DATASET RECORDS |
○ ○ ○
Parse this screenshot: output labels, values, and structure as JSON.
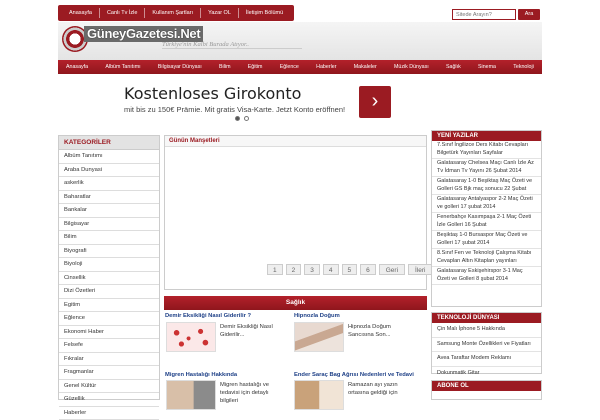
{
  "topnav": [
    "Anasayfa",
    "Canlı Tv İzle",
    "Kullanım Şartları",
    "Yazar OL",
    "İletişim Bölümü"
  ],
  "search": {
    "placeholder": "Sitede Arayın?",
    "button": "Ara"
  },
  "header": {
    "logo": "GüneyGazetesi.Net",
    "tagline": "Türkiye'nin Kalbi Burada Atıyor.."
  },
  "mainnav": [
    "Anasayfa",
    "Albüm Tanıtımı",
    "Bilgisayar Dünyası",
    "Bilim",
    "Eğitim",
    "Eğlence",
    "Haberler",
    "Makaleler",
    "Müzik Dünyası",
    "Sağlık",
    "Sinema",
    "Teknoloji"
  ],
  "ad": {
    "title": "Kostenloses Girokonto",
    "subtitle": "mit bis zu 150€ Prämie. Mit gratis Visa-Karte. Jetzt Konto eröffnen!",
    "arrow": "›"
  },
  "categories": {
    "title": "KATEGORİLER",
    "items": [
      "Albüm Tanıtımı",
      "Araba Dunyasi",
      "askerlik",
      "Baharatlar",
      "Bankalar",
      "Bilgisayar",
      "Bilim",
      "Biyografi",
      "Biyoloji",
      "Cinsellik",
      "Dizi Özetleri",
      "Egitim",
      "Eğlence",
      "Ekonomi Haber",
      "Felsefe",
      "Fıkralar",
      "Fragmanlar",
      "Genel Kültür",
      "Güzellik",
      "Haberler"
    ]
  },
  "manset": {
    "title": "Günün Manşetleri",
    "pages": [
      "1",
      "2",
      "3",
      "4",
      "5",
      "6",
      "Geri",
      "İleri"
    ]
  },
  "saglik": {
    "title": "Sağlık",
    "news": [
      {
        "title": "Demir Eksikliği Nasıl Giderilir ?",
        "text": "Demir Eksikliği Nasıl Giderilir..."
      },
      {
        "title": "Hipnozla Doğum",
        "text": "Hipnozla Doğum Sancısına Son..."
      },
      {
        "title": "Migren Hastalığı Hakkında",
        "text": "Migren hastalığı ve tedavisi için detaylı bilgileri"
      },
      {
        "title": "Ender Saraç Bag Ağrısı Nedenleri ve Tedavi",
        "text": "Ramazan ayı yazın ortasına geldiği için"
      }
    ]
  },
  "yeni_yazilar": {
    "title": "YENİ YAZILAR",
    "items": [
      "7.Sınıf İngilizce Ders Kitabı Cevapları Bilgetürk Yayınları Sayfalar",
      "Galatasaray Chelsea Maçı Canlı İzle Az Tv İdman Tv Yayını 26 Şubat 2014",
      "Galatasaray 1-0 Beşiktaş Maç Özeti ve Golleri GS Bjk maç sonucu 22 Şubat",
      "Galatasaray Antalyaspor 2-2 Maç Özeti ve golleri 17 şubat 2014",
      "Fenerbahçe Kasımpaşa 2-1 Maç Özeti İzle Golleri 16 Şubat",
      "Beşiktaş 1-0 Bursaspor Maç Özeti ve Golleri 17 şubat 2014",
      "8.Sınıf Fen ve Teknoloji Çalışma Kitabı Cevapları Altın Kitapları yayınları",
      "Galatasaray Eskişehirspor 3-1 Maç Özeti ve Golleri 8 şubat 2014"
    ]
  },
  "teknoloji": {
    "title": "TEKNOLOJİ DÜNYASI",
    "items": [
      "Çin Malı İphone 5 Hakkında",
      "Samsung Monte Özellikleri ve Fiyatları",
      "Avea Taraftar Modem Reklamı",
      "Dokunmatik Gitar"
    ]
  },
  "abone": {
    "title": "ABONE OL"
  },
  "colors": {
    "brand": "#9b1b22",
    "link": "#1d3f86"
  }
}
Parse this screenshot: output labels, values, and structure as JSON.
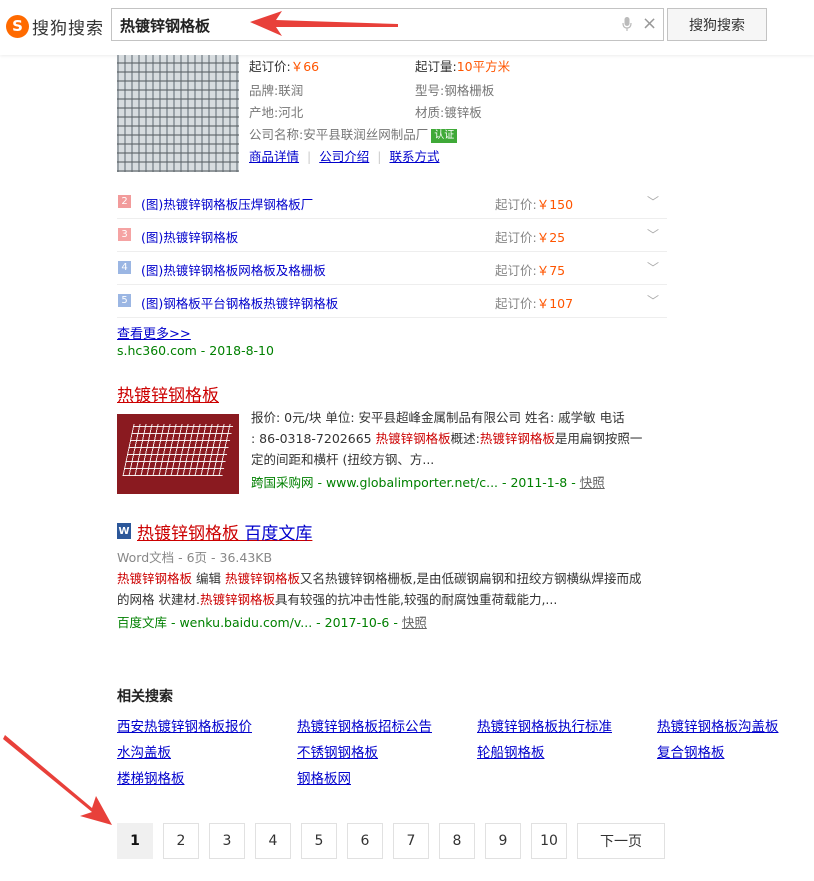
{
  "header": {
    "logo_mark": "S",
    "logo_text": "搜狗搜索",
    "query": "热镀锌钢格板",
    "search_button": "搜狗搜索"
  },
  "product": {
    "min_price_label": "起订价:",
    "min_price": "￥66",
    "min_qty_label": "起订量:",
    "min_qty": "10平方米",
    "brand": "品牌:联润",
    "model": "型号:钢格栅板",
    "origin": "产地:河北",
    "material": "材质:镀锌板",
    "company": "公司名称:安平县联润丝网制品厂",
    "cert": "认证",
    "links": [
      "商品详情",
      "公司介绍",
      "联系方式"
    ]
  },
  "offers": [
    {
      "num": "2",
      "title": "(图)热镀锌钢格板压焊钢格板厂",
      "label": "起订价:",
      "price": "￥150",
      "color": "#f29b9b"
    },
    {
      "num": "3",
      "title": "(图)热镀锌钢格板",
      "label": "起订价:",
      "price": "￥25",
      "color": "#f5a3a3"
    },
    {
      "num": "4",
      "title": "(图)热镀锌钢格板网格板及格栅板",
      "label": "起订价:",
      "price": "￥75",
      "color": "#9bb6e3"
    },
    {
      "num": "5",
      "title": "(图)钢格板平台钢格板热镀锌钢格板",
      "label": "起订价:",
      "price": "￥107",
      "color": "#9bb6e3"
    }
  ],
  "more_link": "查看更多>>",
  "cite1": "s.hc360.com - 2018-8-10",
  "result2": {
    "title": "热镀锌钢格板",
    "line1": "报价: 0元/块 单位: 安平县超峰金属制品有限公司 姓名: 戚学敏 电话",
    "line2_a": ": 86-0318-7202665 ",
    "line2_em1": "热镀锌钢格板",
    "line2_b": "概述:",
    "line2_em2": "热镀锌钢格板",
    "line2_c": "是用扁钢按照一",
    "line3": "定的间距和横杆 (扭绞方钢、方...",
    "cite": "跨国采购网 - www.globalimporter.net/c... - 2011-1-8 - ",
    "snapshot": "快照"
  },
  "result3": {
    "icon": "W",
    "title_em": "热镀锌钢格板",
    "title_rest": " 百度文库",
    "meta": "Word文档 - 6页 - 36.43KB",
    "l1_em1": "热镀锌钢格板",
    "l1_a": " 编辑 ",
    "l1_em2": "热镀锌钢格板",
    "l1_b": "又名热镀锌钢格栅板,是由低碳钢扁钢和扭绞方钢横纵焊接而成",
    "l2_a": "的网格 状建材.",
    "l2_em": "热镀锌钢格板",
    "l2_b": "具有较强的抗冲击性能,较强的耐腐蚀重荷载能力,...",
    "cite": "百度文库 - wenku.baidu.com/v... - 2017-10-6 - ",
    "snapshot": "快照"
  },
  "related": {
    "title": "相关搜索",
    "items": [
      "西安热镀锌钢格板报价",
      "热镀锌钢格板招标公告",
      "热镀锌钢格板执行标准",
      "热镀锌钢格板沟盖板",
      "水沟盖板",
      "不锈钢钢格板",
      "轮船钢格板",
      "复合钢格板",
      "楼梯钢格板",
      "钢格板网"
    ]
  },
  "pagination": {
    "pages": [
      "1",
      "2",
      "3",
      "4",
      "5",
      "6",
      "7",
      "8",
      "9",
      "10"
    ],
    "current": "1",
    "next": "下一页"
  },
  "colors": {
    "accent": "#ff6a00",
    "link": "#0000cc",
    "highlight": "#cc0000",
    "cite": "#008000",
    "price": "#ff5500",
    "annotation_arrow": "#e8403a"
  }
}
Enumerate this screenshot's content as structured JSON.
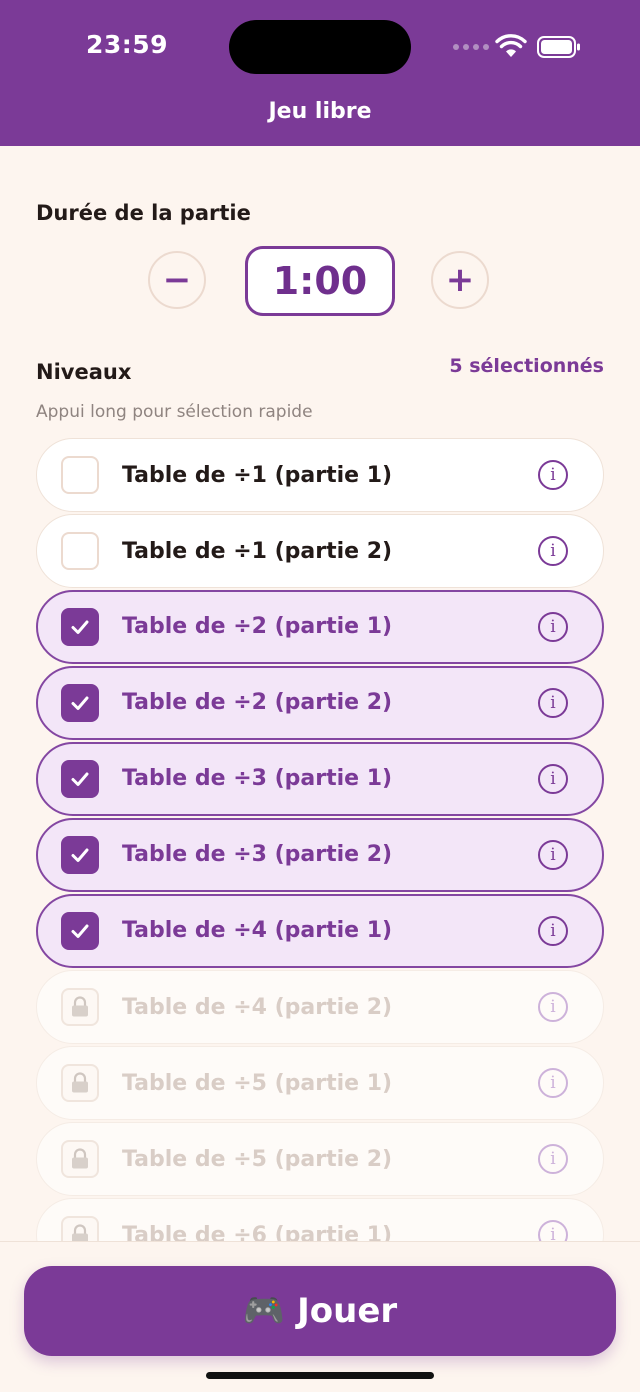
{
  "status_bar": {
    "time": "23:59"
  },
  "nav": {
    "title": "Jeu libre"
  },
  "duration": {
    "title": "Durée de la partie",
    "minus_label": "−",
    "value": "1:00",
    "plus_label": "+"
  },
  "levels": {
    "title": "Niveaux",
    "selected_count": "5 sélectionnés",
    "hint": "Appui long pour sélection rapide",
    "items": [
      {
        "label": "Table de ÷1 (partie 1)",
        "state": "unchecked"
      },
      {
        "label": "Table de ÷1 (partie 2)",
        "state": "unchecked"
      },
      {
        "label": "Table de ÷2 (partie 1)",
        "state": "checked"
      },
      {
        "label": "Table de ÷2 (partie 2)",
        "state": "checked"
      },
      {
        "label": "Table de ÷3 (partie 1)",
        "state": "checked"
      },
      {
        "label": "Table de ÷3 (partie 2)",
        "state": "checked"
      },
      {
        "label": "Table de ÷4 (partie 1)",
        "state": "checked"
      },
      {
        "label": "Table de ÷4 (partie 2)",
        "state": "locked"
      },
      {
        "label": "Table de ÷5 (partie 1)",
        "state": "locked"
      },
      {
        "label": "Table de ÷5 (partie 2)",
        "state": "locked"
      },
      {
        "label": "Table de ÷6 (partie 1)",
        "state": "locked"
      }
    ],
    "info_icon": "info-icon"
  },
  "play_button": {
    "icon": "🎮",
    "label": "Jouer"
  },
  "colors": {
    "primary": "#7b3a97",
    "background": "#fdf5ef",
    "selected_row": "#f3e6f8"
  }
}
○ ○ ○
WRITTEN EXERCISE |
Pick out each line above that includes "Hipnozla" and show it.

REPLY TO THE EXERCISE |
        "title": "Hipnozla Doğum",
        "text": "Hipnozla Doğum Sancısına Son..."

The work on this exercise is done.